### Extracted entries

※ ※ ※

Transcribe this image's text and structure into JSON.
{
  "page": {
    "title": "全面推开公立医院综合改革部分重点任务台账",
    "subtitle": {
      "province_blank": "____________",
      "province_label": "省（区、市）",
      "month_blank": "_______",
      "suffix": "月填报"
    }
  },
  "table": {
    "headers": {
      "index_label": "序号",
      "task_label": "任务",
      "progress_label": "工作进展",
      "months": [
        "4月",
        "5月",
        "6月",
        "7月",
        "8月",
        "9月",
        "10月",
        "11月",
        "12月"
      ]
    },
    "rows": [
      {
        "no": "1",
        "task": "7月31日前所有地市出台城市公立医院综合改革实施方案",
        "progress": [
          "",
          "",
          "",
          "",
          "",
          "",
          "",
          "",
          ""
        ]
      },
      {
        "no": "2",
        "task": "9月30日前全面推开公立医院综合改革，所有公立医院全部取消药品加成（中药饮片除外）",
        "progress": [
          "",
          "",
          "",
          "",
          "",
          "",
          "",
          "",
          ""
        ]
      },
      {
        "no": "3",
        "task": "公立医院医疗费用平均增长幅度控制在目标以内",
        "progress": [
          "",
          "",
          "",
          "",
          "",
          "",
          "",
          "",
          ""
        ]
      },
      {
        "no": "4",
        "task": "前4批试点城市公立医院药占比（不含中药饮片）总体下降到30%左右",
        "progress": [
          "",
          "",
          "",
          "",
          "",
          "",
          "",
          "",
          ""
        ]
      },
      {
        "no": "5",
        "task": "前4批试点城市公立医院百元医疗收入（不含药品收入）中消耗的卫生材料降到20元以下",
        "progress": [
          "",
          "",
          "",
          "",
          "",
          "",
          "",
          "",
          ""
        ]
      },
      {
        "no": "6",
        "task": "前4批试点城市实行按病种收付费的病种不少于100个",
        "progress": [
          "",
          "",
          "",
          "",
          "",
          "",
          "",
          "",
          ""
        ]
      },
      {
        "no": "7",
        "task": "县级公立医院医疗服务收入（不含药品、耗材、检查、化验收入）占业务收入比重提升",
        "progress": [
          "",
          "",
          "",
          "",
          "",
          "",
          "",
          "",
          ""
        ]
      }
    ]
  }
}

※ ※ ※

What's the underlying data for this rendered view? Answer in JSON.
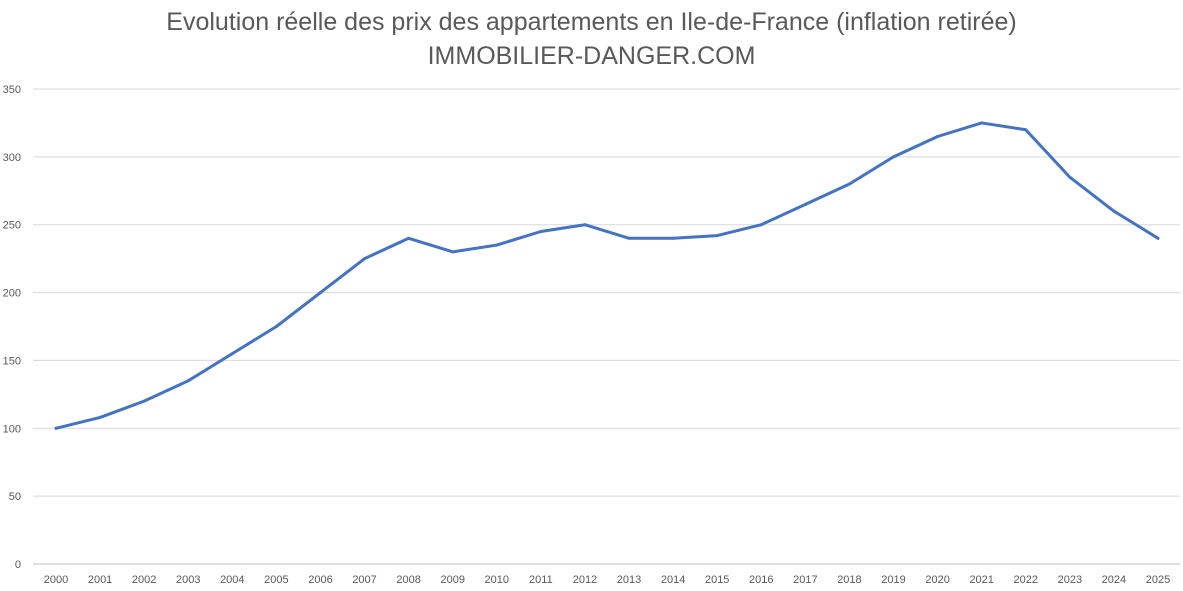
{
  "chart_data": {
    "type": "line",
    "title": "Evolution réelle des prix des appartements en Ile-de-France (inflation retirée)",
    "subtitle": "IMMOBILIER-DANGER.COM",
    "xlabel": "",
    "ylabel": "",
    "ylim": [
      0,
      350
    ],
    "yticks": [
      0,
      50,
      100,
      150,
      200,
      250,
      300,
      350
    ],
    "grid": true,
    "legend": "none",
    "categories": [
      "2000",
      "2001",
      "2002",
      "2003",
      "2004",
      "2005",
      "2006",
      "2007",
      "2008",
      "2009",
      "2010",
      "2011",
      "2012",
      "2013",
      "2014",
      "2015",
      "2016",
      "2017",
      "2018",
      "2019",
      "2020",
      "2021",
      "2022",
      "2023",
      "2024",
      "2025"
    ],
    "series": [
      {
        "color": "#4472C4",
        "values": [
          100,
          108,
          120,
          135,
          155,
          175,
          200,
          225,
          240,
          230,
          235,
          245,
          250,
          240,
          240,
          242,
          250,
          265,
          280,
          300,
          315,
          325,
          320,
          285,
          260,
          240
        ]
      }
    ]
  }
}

※ ※ ※

### Your goal
Gather from the data above every line with the string "JSON".

### Response below
Transcribe this image's text and structure into JSON.
What's the underlying data for this rendered view? Answer in JSON.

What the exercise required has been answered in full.